▸ Document passage:
---*---

Could using tissue culture plant cloning create figs without FMV? I have seen the home kits online, anyone know if they work? Just thought it may be a way to bring back some good stock.

I don't know if it can be done, but I would be highly skeptical of being successful with a home kit. I've watched people doing tissue culture in labs, and a great deal of equipment, plus knowledge and experience of both plant material as well as using true sterile technique is required for success.

 

Even if you could re-establish virus free trees, how would you be able to keep them from being re-infected with such a wide-spread contagious pathogen? Most of the cuttings or rooted plants I've seen - from different states/sources - have FMV.

tissue culture the thing and keep it in bubble?

i like my fig with sprinkle of FMV.. but no RKN, please.

pete

FMV in figs was first described by Condit and Horne in 1933.
I have some literature on experiments that were done under strict sterile conditions in lab and new plants grown were tested to be free of the virus.

Also yes they can easily be reinfected.
From reading this literature its not for the gardener to do.

As a note mosaic virus is in many other plants other than figs for example squash, cucumbers, tomatoes etc it just has a different abbreviation .
Pictures of mosaic in veggies can easily be seen online if searched.

UcDavis did a study of it but not sure if they ran out of funds or what was the outcome .


I

Generally Mosaic viruses are hard to get rid of, for my work the Green mottle cucumber mosaic virus can be a killer, it can wipe out the entire crop and you're done same as ToMV and TMV, TSWV. mostly plants with resistance are bred but there is always a drop in production for the resistance.  We do a lot for cleaning in between crops and then something as easy as a bird, aphid, thrips could just as easily infect us.

Growing virus free stock can be done but like the others have said it may be difficult to maintain that; however, I think it may be a good thing to try for hard to root varieties it could make it easier to establish a large stock of hard to root ones.  Just have to make sure everything is really really clean.

Florida Hill Nursery claims to sell plants grown from tissue culture. I ordered 3 last year and they are either seedlings or as advertised. 2 plants are showing red growth tips, while one is not, all are supposed to be Brown Turkey, time will tell...

Thanks for all the good information. I should have known if it was a good idea someone would have done it already. I guess my experiment with grafting figs to wild Mulberry trees will be a flop as well.

Found a good link for those wishing to do it themselves, on the cheap. http://www.kitchenculturekit.com/StiffAffordablePTCforhobbyists.htm.

(Note - I did not read the entire site.) The type of tissue culture they are using at that site is bascially making leaf cuttings, which some plants like begonia and african violets (their example) can do without all the steps. If you did the same thing with a fig leaf, you would still have the virus since the virus is in the leaf tissue - and I doubt such leaf culture would work on figs. It is not the technique of tissue culture per se that rids a variety of disease, but rather very young, non-diseased tissue used in the culture.

---*---

Stored data entries:
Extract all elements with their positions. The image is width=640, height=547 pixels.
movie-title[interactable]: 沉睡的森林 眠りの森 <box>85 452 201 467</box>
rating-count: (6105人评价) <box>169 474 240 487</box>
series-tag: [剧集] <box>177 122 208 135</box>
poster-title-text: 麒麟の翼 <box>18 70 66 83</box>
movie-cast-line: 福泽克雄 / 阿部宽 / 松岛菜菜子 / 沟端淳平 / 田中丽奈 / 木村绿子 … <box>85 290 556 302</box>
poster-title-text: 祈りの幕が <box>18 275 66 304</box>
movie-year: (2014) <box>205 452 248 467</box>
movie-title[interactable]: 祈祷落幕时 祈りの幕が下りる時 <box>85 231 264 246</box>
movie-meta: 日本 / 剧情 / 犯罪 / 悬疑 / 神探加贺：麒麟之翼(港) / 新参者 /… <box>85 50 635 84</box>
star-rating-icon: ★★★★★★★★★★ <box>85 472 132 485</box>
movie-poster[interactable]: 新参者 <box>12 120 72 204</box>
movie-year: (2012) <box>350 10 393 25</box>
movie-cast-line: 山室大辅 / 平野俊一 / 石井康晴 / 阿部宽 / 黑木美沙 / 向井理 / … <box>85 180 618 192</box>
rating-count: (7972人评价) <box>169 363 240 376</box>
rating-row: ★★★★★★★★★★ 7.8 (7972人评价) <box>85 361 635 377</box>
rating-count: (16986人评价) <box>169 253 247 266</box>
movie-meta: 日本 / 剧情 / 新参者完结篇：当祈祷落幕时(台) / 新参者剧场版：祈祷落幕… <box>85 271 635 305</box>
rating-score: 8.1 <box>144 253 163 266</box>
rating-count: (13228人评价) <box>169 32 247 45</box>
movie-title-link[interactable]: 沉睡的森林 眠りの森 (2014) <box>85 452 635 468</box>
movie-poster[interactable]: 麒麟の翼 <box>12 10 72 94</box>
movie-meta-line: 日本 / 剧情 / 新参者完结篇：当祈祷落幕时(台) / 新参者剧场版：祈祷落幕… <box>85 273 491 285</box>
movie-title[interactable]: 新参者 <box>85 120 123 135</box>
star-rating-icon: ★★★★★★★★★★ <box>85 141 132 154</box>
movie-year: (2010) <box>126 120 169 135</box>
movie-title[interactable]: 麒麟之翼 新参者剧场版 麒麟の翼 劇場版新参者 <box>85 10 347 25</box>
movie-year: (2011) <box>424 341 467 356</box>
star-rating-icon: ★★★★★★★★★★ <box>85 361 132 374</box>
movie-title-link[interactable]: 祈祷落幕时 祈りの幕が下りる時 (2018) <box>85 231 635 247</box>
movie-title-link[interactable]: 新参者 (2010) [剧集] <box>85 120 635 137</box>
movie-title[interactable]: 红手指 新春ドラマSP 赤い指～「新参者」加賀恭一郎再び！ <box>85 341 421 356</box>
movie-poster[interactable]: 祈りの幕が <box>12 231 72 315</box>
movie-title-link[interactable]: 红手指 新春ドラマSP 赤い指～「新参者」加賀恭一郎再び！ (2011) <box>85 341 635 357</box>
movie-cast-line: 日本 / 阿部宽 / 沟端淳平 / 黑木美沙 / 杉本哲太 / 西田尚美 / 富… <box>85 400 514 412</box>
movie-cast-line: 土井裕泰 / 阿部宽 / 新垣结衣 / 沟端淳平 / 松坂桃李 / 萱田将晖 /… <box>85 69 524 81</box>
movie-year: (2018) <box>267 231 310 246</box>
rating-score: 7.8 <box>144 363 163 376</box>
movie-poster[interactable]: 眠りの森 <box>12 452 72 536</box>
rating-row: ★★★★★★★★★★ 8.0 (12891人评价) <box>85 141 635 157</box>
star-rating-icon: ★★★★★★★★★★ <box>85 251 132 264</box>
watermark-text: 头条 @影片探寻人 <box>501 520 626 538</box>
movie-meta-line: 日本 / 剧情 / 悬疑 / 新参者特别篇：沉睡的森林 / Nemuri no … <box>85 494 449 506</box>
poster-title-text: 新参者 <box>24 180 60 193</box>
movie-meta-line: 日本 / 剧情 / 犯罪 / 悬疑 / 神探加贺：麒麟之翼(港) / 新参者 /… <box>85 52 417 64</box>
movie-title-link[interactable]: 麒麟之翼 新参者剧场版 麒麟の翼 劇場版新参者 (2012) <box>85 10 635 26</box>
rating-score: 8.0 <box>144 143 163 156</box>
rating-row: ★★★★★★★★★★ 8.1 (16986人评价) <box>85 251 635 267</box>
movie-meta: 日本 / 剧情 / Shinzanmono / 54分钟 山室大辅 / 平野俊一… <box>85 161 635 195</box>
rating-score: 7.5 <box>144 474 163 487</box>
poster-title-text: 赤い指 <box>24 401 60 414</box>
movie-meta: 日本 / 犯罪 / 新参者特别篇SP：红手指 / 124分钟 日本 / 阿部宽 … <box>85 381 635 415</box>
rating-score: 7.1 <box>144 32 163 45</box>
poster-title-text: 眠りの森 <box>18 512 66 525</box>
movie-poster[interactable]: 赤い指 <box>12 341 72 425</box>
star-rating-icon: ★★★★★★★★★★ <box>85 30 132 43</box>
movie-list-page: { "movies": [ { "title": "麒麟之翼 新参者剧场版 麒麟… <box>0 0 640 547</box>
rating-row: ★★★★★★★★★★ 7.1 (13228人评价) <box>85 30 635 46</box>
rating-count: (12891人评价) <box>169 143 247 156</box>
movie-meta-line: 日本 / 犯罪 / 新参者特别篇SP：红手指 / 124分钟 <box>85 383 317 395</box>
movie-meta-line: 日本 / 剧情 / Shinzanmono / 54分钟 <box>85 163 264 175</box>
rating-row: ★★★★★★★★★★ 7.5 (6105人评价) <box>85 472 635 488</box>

---*---

▸ Exercise 1:
In the discussion of fig mosaic virus, who first described FMV in figs, and in what year?
▸ Exercise 2:
Continue the discussion of fig mosaic virus and tissue culture from its final post.

▸ Result 1:
Condit and Horne first described it in 1933.

▸ Result 2:
 

The kind of tissue culture required to rid oneself of a virus is meristem culture, which is using only the very small meristem (actively growing apical tip - just a cluster of small cells) where the cells are actively dividing. For that, you would need a microscope to find and excise it, culture, and then divide. Methods vary.

 

Theoretically, you can get a separate plant to develop from each living non-differentiated cell since each cell has a nucleus that contains a complete set of genetic information that would be required to grow a whole plant. Because of this capability, growers now use tissue culture for making great numbers of plants from a small amounts of plant material.

 

In the 'old days' to get a new plant either from grafting or cuttings, you needed one node/axillary bud to grow into that plant. Today, you only need, theoretically, one cell. Many things are now propagated via tissue culture, but that is as much for propagating in great numbers as it is for rendering something disease free - though that is an added bonus if the right tissues are used.

I would not count TC out for the home gardener.  I TCed bananas for years, and if I could do it . . . .  Once you get the procedure down, it requires very little by way of special equipment. 

Having said that, I am not sure of the value in using it to eliminate FMV.

Keith

I worked at a greenhouse that used heat chambers to get rid of the virus.   They put the plants in the growth chamber and grew them under grow lights for several weeks at really warm temperatures.   This holds the virus back and then they take the meristem (growing tip) and transfer it to tissue culture to eastablish their mother stock. 

Sometimes, as with poinsettias, viruses are what gives the plants their colors and growth habit.  Without the virus, they grow totally different and undesirable.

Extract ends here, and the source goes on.